▶ _Stated exercise_
Reproduce the entries exactly.

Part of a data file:
* begin *

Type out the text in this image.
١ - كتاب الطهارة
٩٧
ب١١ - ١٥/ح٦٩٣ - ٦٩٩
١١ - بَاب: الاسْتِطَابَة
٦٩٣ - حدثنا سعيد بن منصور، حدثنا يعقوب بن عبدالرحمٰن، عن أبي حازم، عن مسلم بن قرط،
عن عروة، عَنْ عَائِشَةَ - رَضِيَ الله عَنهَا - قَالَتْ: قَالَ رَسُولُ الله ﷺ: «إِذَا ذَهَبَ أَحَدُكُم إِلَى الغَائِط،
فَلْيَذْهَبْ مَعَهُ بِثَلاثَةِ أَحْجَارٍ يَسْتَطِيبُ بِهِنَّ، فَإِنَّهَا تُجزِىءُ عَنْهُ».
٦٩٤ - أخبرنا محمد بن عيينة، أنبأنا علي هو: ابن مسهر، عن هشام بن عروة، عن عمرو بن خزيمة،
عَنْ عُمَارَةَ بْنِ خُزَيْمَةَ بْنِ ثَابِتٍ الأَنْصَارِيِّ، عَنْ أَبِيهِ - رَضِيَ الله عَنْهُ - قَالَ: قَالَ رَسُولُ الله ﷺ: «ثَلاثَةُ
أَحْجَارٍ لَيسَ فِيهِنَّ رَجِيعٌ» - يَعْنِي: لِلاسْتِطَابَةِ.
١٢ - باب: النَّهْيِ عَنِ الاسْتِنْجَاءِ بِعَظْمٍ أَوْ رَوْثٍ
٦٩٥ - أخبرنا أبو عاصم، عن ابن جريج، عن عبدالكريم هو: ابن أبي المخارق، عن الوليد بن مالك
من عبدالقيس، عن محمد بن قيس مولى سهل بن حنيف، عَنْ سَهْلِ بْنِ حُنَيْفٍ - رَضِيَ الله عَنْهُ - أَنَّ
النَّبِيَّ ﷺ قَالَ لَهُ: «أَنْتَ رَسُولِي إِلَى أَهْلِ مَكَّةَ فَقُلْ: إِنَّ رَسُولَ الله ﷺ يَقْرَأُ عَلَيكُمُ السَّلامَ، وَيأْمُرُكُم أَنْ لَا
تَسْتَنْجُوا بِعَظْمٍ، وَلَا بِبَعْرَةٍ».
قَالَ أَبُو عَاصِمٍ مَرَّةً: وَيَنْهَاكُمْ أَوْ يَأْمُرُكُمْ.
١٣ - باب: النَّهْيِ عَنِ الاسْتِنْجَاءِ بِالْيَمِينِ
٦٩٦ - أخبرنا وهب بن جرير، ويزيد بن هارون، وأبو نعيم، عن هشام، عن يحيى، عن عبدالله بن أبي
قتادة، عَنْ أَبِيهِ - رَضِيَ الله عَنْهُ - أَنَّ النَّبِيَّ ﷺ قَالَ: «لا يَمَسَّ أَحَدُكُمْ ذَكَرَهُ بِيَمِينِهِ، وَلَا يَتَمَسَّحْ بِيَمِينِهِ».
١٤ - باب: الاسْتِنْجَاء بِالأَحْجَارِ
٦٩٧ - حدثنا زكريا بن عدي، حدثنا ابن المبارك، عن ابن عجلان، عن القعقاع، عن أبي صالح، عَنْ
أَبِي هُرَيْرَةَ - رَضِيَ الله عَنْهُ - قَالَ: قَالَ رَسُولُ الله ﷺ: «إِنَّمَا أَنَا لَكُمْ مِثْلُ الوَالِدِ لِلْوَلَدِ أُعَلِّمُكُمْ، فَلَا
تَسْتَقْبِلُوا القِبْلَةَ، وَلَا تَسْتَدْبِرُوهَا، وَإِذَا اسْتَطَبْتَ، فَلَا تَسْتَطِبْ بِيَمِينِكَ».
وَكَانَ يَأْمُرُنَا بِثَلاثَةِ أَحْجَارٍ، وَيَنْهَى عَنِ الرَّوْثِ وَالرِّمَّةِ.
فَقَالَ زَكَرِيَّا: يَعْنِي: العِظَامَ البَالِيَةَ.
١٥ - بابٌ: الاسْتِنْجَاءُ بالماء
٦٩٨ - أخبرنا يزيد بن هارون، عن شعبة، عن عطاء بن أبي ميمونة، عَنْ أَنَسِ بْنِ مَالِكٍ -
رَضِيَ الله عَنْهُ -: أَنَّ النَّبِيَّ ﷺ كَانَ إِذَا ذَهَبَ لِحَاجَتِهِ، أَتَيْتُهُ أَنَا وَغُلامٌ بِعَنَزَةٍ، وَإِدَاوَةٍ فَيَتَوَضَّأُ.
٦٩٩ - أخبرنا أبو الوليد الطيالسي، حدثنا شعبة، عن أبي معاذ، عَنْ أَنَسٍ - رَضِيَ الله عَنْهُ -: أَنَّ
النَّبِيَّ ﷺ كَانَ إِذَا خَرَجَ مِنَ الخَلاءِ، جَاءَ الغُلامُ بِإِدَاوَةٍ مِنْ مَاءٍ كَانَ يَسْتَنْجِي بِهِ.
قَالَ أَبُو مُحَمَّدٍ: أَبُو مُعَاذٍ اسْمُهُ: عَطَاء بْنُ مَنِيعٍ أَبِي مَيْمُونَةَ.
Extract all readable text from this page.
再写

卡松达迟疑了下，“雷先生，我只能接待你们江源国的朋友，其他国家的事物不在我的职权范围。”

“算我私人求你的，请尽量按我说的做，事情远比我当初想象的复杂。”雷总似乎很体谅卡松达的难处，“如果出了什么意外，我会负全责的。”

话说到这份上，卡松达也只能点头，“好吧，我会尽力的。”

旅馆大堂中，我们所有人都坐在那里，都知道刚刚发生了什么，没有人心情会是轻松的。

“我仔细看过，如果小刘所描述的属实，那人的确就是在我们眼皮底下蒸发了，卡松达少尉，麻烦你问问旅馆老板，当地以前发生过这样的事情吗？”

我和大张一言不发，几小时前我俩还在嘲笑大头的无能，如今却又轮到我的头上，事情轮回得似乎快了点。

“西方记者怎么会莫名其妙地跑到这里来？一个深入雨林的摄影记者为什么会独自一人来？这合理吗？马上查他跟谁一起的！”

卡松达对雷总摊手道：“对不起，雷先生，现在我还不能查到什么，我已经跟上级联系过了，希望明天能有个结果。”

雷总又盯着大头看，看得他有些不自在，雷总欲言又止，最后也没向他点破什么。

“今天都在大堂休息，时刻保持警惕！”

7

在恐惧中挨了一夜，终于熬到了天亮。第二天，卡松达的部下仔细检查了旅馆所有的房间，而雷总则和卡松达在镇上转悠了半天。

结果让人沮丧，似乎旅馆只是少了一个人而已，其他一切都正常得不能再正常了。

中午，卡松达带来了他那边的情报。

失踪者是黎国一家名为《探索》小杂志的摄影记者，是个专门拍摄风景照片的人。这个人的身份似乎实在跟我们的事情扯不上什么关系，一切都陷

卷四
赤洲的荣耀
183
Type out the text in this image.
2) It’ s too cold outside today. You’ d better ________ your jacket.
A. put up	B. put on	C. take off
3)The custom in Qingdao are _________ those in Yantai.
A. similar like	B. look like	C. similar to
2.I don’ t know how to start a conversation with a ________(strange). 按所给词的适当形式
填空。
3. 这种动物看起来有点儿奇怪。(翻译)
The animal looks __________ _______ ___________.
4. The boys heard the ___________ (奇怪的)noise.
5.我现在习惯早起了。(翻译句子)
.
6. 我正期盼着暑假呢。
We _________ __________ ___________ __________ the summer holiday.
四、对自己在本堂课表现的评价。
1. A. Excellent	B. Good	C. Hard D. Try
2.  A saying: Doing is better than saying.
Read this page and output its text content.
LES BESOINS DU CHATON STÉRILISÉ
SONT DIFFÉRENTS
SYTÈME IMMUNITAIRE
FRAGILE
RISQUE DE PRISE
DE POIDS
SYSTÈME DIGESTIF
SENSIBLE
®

* end *

▶ _The response_
Type out the text in this image.
١ - كتاب الطهارة
٩٧
ب١١ - ١٥/ح٦٩٣ - ٦٩٩
١١ - بَاب: الاسْتِطَابَة
٦٩٣ - حدثنا سعيد بن منصور، حدثنا يعقوب بن عبدالرحمٰن، عن أبي حازم، عن مسلم بن قرط،
عن عروة، عَنْ عَائِشَةَ - رَضِيَ الله عَنهَا - قَالَتْ: قَالَ رَسُولُ الله ﷺ: «إِذَا ذَهَبَ أَحَدُكُم إِلَى الغَائِط،
فَلْيَذْهَبْ مَعَهُ بِثَلاثَةِ أَحْجَارٍ يَسْتَطِيبُ بِهِنَّ، فَإِنَّهَا تُجزِىءُ عَنْهُ».
٦٩٤ - أخبرنا محمد بن عيينة، أنبأنا علي هو: ابن مسهر، عن هشام بن عروة، عن عمرو بن خزيمة،
عَنْ عُمَارَةَ بْنِ خُزَيْمَةَ بْنِ ثَابِتٍ الأَنْصَارِيِّ، عَنْ أَبِيهِ - رَضِيَ الله عَنْهُ - قَالَ: قَالَ رَسُولُ الله ﷺ: «ثَلاثَةُ
أَحْجَارٍ لَيسَ فِيهِنَّ رَجِيعٌ» - يَعْنِي: لِلاسْتِطَابَةِ.
١٢ - باب: النَّهْيِ عَنِ الاسْتِنْجَاءِ بِعَظْمٍ أَوْ رَوْثٍ
٦٩٥ - أخبرنا أبو عاصم، عن ابن جريج، عن عبدالكريم هو: ابن أبي المخارق، عن الوليد بن مالك
من عبدالقيس، عن محمد بن قيس مولى سهل بن حنيف، عَنْ سَهْلِ بْنِ حُنَيْفٍ - رَضِيَ الله عَنْهُ - أَنَّ
النَّبِيَّ ﷺ قَالَ لَهُ: «أَنْتَ رَسُولِي إِلَى أَهْلِ مَكَّةَ فَقُلْ: إِنَّ رَسُولَ الله ﷺ يَقْرَأُ عَلَيكُمُ السَّلامَ، وَيأْمُرُكُم أَنْ لَا
تَسْتَنْجُوا بِعَظْمٍ، وَلَا بِبَعْرَةٍ».
قَالَ أَبُو عَاصِمٍ مَرَّةً: وَيَنْهَاكُمْ أَوْ يَأْمُرُكُمْ.
١٣ - باب: النَّهْيِ عَنِ الاسْتِنْجَاءِ بِالْيَمِينِ
٦٩٦ - أخبرنا وهب بن جرير، ويزيد بن هارون، وأبو نعيم، عن هشام، عن يحيى، عن عبدالله بن أبي
قتادة، عَنْ أَبِيهِ - رَضِيَ الله عَنْهُ - أَنَّ النَّبِيَّ ﷺ قَالَ: «لا يَمَسَّ أَحَدُكُمْ ذَكَرَهُ بِيَمِينِهِ، وَلَا يَتَمَسَّحْ بِيَمِينِهِ».
١٤ - باب: الاسْتِنْجَاء بِالأَحْجَارِ
٦٩٧ - حدثنا زكريا بن عدي، حدثنا ابن المبارك، عن ابن عجلان، عن القعقاع، عن أبي صالح، عَنْ
أَبِي هُرَيْرَةَ - رَضِيَ الله عَنْهُ - قَالَ: قَالَ رَسُولُ الله ﷺ: «إِنَّمَا أَنَا لَكُمْ مِثْلُ الوَالِدِ لِلْوَلَدِ أُعَلِّمُكُمْ، فَلَا
تَسْتَقْبِلُوا القِبْلَةَ، وَلَا تَسْتَدْبِرُوهَا، وَإِذَا اسْتَطَبْتَ، فَلَا تَسْتَطِبْ بِيَمِينِكَ».
وَكَانَ يَأْمُرُنَا بِثَلاثَةِ أَحْجَارٍ، وَيَنْهَى عَنِ الرَّوْثِ وَالرِّمَّةِ.
فَقَالَ زَكَرِيَّا: يَعْنِي: العِظَامَ البَالِيَةَ.
١٥ - بابٌ: الاسْتِنْجَاءُ بالماء
٦٩٨ - أخبرنا يزيد بن هارون، عن شعبة، عن عطاء بن أبي ميمونة، عَنْ أَنَسِ بْنِ مَالِكٍ -
رَضِيَ الله عَنْهُ -: أَنَّ النَّبِيَّ ﷺ كَانَ إِذَا ذَهَبَ لِحَاجَتِهِ، أَتَيْتُهُ أَنَا وَغُلامٌ بِعَنَزَةٍ، وَإِدَاوَةٍ فَيَتَوَضَّأُ.
٦٩٩ - أخبرنا أبو الوليد الطيالسي، حدثنا شعبة، عن أبي معاذ، عَنْ أَنَسٍ - رَضِيَ الله عَنْهُ -: أَنَّ
النَّبِيَّ ﷺ كَانَ إِذَا خَرَجَ مِنَ الخَلاءِ، جَاءَ الغُلامُ بِإِدَاوَةٍ مِنْ مَاءٍ كَانَ يَسْتَنْجِي بِهِ.
قَالَ أَبُو مُحَمَّدٍ: أَبُو مُعَاذٍ اسْمُهُ: عَطَاء بْنُ مَنِيعٍ أَبِي مَيْمُونَةَ.
Extract all readable text from this page.
再写

卡松达迟疑了下，“雷先生，我只能接待你们江源国的朋友，其他国家的事物不在我的职权范围。”

“算我私人求你的，请尽量按我说的做，事情远比我当初想象的复杂。”雷总似乎很体谅卡松达的难处，“如果出了什么意外，我会负全责的。”

话说到这份上，卡松达也只能点头，“好吧，我会尽力的。”

旅馆大堂中，我们所有人都坐在那里，都知道刚刚发生了什么，没有人心情会是轻松的。

“我仔细看过，如果小刘所描述的属实，那人的确就是在我们眼皮底下蒸发了，卡松达少尉，麻烦你问问旅馆老板，当地以前发生过这样的事情吗？”

我和大张一言不发，几小时前我俩还在嘲笑大头的无能，如今却又轮到我的头上，事情轮回得似乎快了点。

“西方记者怎么会莫名其妙地跑到这里来？一个深入雨林的摄影记者为什么会独自一人来？这合理吗？马上查他跟谁一起的！”

卡松达对雷总摊手道：“对不起，雷先生，现在我还不能查到什么，我已经跟上级联系过了，希望明天能有个结果。”

雷总又盯着大头看，看得他有些不自在，雷总欲言又止，最后也没向他点破什么。

“今天都在大堂休息，时刻保持警惕！”

7

在恐惧中挨了一夜，终于熬到了天亮。第二天，卡松达的部下仔细检查了旅馆所有的房间，而雷总则和卡松达在镇上转悠了半天。

结果让人沮丧，似乎旅馆只是少了一个人而已，其他一切都正常得不能再正常了。

中午，卡松达带来了他那边的情报。

失踪者是黎国一家名为《探索》小杂志的摄影记者，是个专门拍摄风景照片的人。这个人的身份似乎实在跟我们的事情扯不上什么关系，一切都陷

卷四
赤洲的荣耀
183
Type out the text in this image.
2) It’ s too cold outside today. You’ d better ________ your jacket.
A. put up	B. put on	C. take off
3)The custom in Qingdao are _________ those in Yantai.
A. similar like	B. look like	C. similar to
2.I don’ t know how to start a conversation with a ________(strange). 按所给词的适当形式
填空。
3. 这种动物看起来有点儿奇怪。(翻译)
The animal looks __________ _______ ___________.
4. The boys heard the ___________ (奇怪的)noise.
5.我现在习惯早起了。(翻译句子)
.
6. 我正期盼着暑假呢。
We _________ __________ ___________ __________ the summer holiday.
四、对自己在本堂课表现的评价。
1. A. Excellent	B. Good	C. Hard D. Try
2.  A saying: Doing is better than saying.
Read this page and output its text content.
LES BESOINS DU CHATON STÉRILISÉ
SONT DIFFÉRENTS
SYTÈME IMMUNITAIRE
FRAGILE
RISQUE DE PRISE
DE POIDS
SYSTÈME DIGESTIF
SENSIBLE
®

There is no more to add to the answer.